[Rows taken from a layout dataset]
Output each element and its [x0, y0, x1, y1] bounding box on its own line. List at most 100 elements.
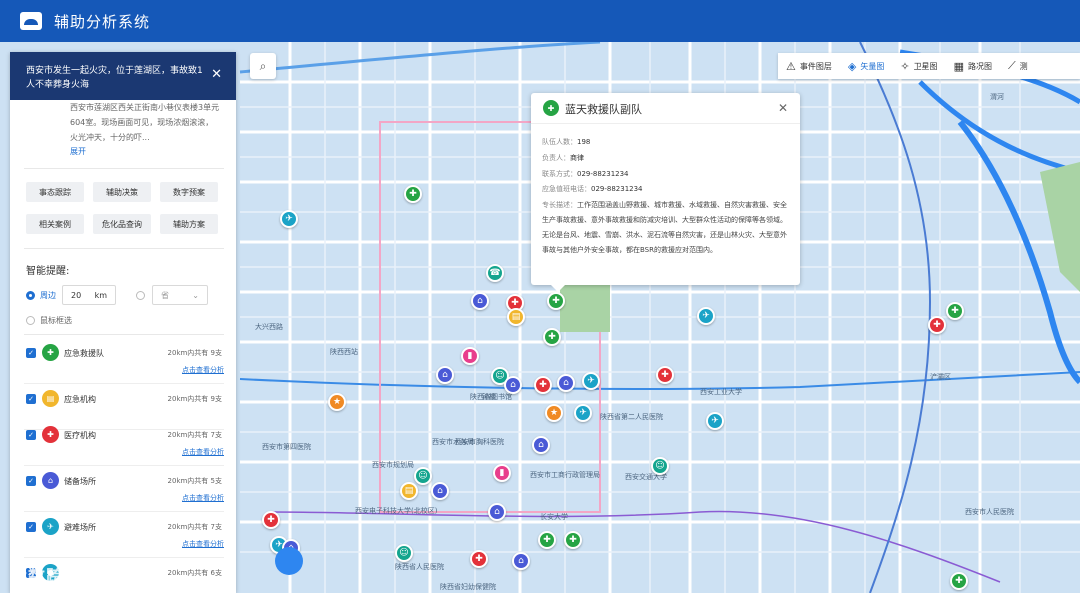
rescue-team-marker[interactable]: ✚	[538, 531, 556, 549]
view-analysis-link[interactable]: 点击查看分析	[182, 539, 224, 549]
rescue-team-marker[interactable]: ✚	[950, 572, 968, 590]
close-icon[interactable]: ✕	[211, 68, 222, 82]
category-name: 避难场所	[64, 523, 96, 532]
map-label: 西安市第四医院	[262, 443, 311, 451]
layer-satellite[interactable]: ✧ 卫星图	[892, 53, 945, 79]
chevron-down-icon: ⌄	[192, 290, 199, 300]
teal-marker[interactable]: ☺	[414, 467, 432, 485]
vector-map-icon: ◈	[847, 59, 857, 73]
view-analysis-link[interactable]: 点击查看分析	[182, 493, 224, 503]
map-label: 大兴西路	[255, 323, 283, 331]
storage-marker[interactable]: ⌂	[436, 366, 454, 384]
event-tracking-button[interactable]: 事态跟踪	[26, 182, 84, 202]
checkbox[interactable]: ✓	[26, 522, 36, 532]
province-radio[interactable]	[136, 291, 145, 300]
teal-marker[interactable]: ☺	[395, 544, 413, 562]
storage-marker[interactable]: ⌂	[512, 552, 530, 570]
medical-icon: ✚	[42, 426, 59, 443]
category-row[interactable]: ✓ ✚ 应急救援队 20km内共有 9支 点击查看分析	[24, 338, 224, 384]
storage-marker[interactable]: ⌂	[431, 482, 449, 500]
category-count: 20km内共有 5支	[167, 477, 222, 485]
shelter-marker[interactable]: ✈	[697, 307, 715, 325]
divider	[24, 334, 224, 335]
rescue-team-marker[interactable]: ✚	[946, 302, 964, 320]
map-label: 钟楼	[482, 393, 496, 401]
box-select-label: 鼠标框选	[40, 316, 72, 325]
orange-marker[interactable]: ★	[328, 393, 346, 411]
layer-event[interactable]: ⚠ 事件图层	[778, 53, 840, 79]
orange-marker[interactable]: ★	[545, 404, 563, 422]
teal-marker[interactable]: ☎	[486, 264, 504, 282]
storage-icon: ⌂	[42, 472, 59, 489]
pink-marker[interactable]: ▮	[461, 347, 479, 365]
satellite-icon: ✧	[900, 59, 910, 73]
layer-label: 矢量图	[860, 61, 885, 71]
shelter-marker[interactable]: ✈	[574, 404, 592, 422]
view-analysis-link[interactable]: 点击查看分析	[182, 447, 224, 457]
divider	[24, 168, 224, 169]
surround-radio[interactable]	[26, 291, 35, 300]
map-label: 陕西省妇幼保健院	[440, 583, 496, 591]
medical-marker[interactable]: ✚	[534, 376, 552, 394]
decision-support-button[interactable]: 辅助决策	[93, 182, 151, 202]
layer-measure[interactable]: ⟋ 测	[1000, 53, 1036, 79]
top-bar: 辅助分析系统	[0, 0, 1080, 42]
close-icon[interactable]: ✕	[778, 101, 788, 115]
distance-unit: km	[94, 290, 107, 300]
storage-marker[interactable]: ⌂	[532, 436, 550, 454]
rescue-team-icon: ✚	[543, 100, 559, 116]
rescue-team-marker[interactable]: ✚	[564, 531, 582, 549]
digital-plan-button[interactable]: 数字预案	[160, 182, 218, 202]
shelter-marker[interactable]: ✈	[582, 372, 600, 390]
layer-label: 测	[1019, 61, 1028, 71]
analysis-panel: 西安市莲湖区西关正街南小巷仪表楼3单元604室。现场画面可见，现场浓烟滚滚，火光…	[10, 52, 236, 593]
incident-alert: 西安市发生一起火灾，位于莲湖区，事故致1人不幸葬身火海 ✕	[10, 52, 236, 100]
view-analysis-link[interactable]: 点击查看分析	[182, 365, 224, 375]
map-label: 西安电子科技大学(北校区)	[355, 507, 438, 515]
map-search-button[interactable]: ⌕	[250, 53, 276, 79]
map-label: 渭河	[990, 93, 1004, 101]
shelter-marker[interactable]: ✈	[706, 412, 724, 430]
incident-location-marker[interactable]	[275, 547, 303, 575]
rescue-team-marker[interactable]: ✚	[404, 185, 422, 203]
rescue-team-marker-selected[interactable]: ✚	[547, 292, 565, 310]
province-select[interactable]: 省 ⌄	[152, 285, 208, 305]
storage-marker[interactable]: ⌂	[557, 374, 575, 392]
layer-vector[interactable]: ◈ 矢量图	[840, 53, 892, 79]
medical-marker[interactable]: ✚	[262, 511, 280, 529]
expand-link[interactable]: 展开	[70, 146, 86, 157]
layer-traffic[interactable]: ▦ 路况图	[946, 53, 1000, 79]
agency-icon: ▤	[42, 390, 59, 407]
teal-marker[interactable]: ☺	[651, 457, 669, 475]
shelter-marker[interactable]: ✈	[280, 210, 298, 228]
storage-marker[interactable]: ⌂	[488, 503, 506, 521]
distance-value: 20	[71, 290, 82, 300]
medical-marker[interactable]: ✚	[928, 316, 946, 334]
related-cases-button[interactable]: 相关案例	[26, 214, 84, 234]
popup-field: 负责人：商律	[542, 154, 584, 162]
hazmat-query-button[interactable]: 危化品查询	[93, 214, 151, 234]
category-row[interactable]: ✓ ✚ 医疗机构 20km内共有 7支 点击查看分析	[24, 420, 224, 466]
distance-input[interactable]: 20 km	[62, 285, 116, 305]
popup-field: 队伍人数：198	[542, 138, 591, 146]
app-logo-icon	[20, 12, 42, 30]
incident-detail: 西安市莲湖区西关正街南小巷仪表楼3单元604室。现场画面可见，现场浓烟滚滚，火光…	[70, 103, 220, 142]
category-row[interactable]: ✓ ✈ 避难场所 20km内共有 7支 点击查看分析	[24, 512, 224, 558]
checkbox[interactable]: ✓	[26, 430, 36, 440]
checkbox[interactable]: ✓	[26, 394, 36, 404]
category-row[interactable]: ✓ ⌂ 储备场所 20km内共有 5支 点击查看分析	[24, 466, 224, 512]
storage-marker[interactable]: ⌂	[504, 376, 522, 394]
map-label: 西安市规划局	[372, 461, 414, 469]
agency-marker[interactable]: ▤	[400, 482, 418, 500]
agency-marker[interactable]: ▤	[507, 308, 525, 326]
rescue-team-marker[interactable]: ✚	[543, 328, 561, 346]
storage-marker[interactable]: ⌂	[471, 292, 489, 310]
box-select-radio[interactable]	[26, 316, 35, 325]
medical-marker[interactable]: ✚	[656, 366, 674, 384]
province-placeholder: 省	[161, 290, 169, 300]
support-plan-button[interactable]: 辅助方案	[160, 214, 218, 234]
checkbox[interactable]: ✓	[26, 476, 36, 486]
pink-marker[interactable]: ▮	[493, 464, 511, 482]
checkbox[interactable]: ✓	[26, 348, 36, 358]
medical-marker[interactable]: ✚	[470, 550, 488, 568]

■ **EXERCISE**: Copy out every line of the items above word for word, leaving out the pictures.

■ **RESPONSE**:
Output each element and its [x0, y0, x1, y1] bounding box on its own line. List at most 100 elements.
rescue-team-marker[interactable]: ✚	[538, 531, 556, 549]
view-analysis-link[interactable]: 点击查看分析	[182, 539, 224, 549]
rescue-team-marker[interactable]: ✚	[950, 572, 968, 590]
close-icon[interactable]: ✕	[211, 68, 222, 82]
category-name: 避难场所	[64, 523, 96, 532]
map-label: 西安市第四医院	[262, 443, 311, 451]
layer-satellite[interactable]: ✧ 卫星图	[892, 53, 945, 79]
chevron-down-icon: ⌄	[192, 290, 199, 300]
teal-marker[interactable]: ☺	[414, 467, 432, 485]
vector-map-icon: ◈	[847, 59, 857, 73]
view-analysis-link[interactable]: 点击查看分析	[182, 493, 224, 503]
map-label: 大兴西路	[255, 323, 283, 331]
storage-marker[interactable]: ⌂	[436, 366, 454, 384]
event-tracking-button[interactable]: 事态跟踪	[26, 182, 84, 202]
checkbox[interactable]: ✓	[26, 522, 36, 532]
province-radio[interactable]	[136, 291, 145, 300]
teal-marker[interactable]: ☺	[395, 544, 413, 562]
storage-marker[interactable]: ⌂	[512, 552, 530, 570]
medical-icon: ✚	[42, 426, 59, 443]
category-row[interactable]: ✓ ✚ 应急救援队 20km内共有 9支 点击查看分析	[24, 338, 224, 384]
storage-marker[interactable]: ⌂	[431, 482, 449, 500]
category-count: 20km内共有 5支	[167, 477, 222, 485]
shelter-marker[interactable]: ✈	[697, 307, 715, 325]
divider	[24, 334, 224, 335]
rescue-team-marker[interactable]: ✚	[946, 302, 964, 320]
map-label: 钟楼	[482, 393, 496, 401]
box-select-label: 鼠标框选	[40, 316, 72, 325]
orange-marker[interactable]: ★	[328, 393, 346, 411]
layer-event[interactable]: ⚠ 事件图层	[778, 53, 840, 79]
orange-marker[interactable]: ★	[545, 404, 563, 422]
teal-marker[interactable]: ☎	[486, 264, 504, 282]
storage-icon: ⌂	[42, 472, 59, 489]
pink-marker[interactable]: ▮	[461, 347, 479, 365]
satellite-icon: ✧	[900, 59, 910, 73]
layer-label: 矢量图	[860, 61, 885, 71]
shelter-marker[interactable]: ✈	[574, 404, 592, 422]
view-analysis-link[interactable]: 点击查看分析	[182, 447, 224, 457]
divider	[24, 168, 224, 169]
surround-radio[interactable]	[26, 291, 35, 300]
map-label: 陕西省妇幼保健院	[440, 583, 496, 591]
medical-marker[interactable]: ✚	[534, 376, 552, 394]
decision-support-button[interactable]: 辅助决策	[93, 182, 151, 202]
layer-measure[interactable]: ⟋ 测	[1000, 53, 1036, 79]
top-bar: 辅助分析系统	[0, 0, 1080, 42]
close-icon[interactable]: ✕	[778, 101, 788, 115]
distance-unit: km	[94, 290, 107, 300]
storage-marker[interactable]: ⌂	[532, 436, 550, 454]
rescue-team-icon: ✚	[543, 100, 559, 116]
rescue-team-marker[interactable]: ✚	[564, 531, 582, 549]
digital-plan-button[interactable]: 数字预案	[160, 182, 218, 202]
shelter-marker[interactable]: ✈	[582, 372, 600, 390]
layer-label: 测	[1019, 61, 1028, 71]
analysis-panel: 西安市莲湖区西关正街南小巷仪表楼3单元604室。现场画面可见，现场浓烟滚滚，火光…	[10, 52, 236, 593]
incident-alert: 西安市发生一起火灾，位于莲湖区，事故致1人不幸葬身火海 ✕	[10, 52, 236, 100]
view-analysis-link[interactable]: 点击查看分析	[182, 365, 224, 375]
map-label: 西安电子科技大学(北校区)	[355, 507, 438, 515]
map-search-button[interactable]: ⌕	[250, 53, 276, 79]
map-label: 渭河	[990, 93, 1004, 101]
shelter-marker[interactable]: ✈	[706, 412, 724, 430]
incident-location-marker[interactable]	[275, 547, 303, 575]
rescue-team-marker[interactable]: ✚	[404, 185, 422, 203]
rescue-team-marker-selected[interactable]: ✚	[547, 292, 565, 310]
province-select[interactable]: 省 ⌄	[152, 285, 208, 305]
storage-marker[interactable]: ⌂	[557, 374, 575, 392]
layer-vector[interactable]: ◈ 矢量图	[840, 53, 892, 79]
medical-marker[interactable]: ✚	[262, 511, 280, 529]
expand-link[interactable]: 展开	[70, 146, 86, 157]
layer-traffic[interactable]: ▦ 路况图	[946, 53, 1000, 79]
agency-icon: ▤	[42, 390, 59, 407]
teal-marker[interactable]: ☺	[651, 457, 669, 475]
shelter-marker[interactable]: ✈	[280, 210, 298, 228]
storage-marker[interactable]: ⌂	[488, 503, 506, 521]
distance-value: 20	[71, 290, 82, 300]
medical-marker[interactable]: ✚	[928, 316, 946, 334]
related-cases-button[interactable]: 相关案例	[26, 214, 84, 234]
popup-field: 负责人：商律	[542, 154, 584, 162]
hazmat-query-button[interactable]: 危化品查询	[93, 214, 151, 234]
category-row[interactable]: ✓ ✚ 医疗机构 20km内共有 7支 点击查看分析	[24, 420, 224, 466]
distance-input[interactable]: 20 km	[62, 285, 116, 305]
popup-field: 队伍人数：198	[542, 138, 591, 146]
app-logo-icon	[20, 12, 42, 30]
incident-detail: 西安市莲湖区西关正街南小巷仪表楼3单元604室。现场画面可见，现场浓烟滚滚，火光…	[70, 103, 220, 142]
category-row[interactable]: ✓ ✈ 避难场所 20km内共有 7支 点击查看分析	[24, 512, 224, 558]
checkbox[interactable]: ✓	[26, 430, 36, 440]
checkbox[interactable]: ✓	[26, 394, 36, 404]
category-row[interactable]: ✓ ⌂ 储备场所 20km内共有 5支 点击查看分析	[24, 466, 224, 512]
storage-marker[interactable]: ⌂	[504, 376, 522, 394]
map-label: 西安市规划局	[372, 461, 414, 469]
agency-marker[interactable]: ▤	[400, 482, 418, 500]
agency-marker[interactable]: ▤	[507, 308, 525, 326]
rescue-team-marker[interactable]: ✚	[543, 328, 561, 346]
storage-marker[interactable]: ⌂	[471, 292, 489, 310]
box-select-radio[interactable]	[26, 316, 35, 325]
medical-marker[interactable]: ✚	[656, 366, 674, 384]
province-placeholder: 省	[161, 290, 169, 300]
support-plan-button[interactable]: 辅助方案	[160, 214, 218, 234]
checkbox[interactable]: ✓	[26, 476, 36, 486]
pink-marker[interactable]: ▮	[493, 464, 511, 482]
checkbox[interactable]: ✓	[26, 348, 36, 358]
medical-marker[interactable]: ✚	[470, 550, 488, 568]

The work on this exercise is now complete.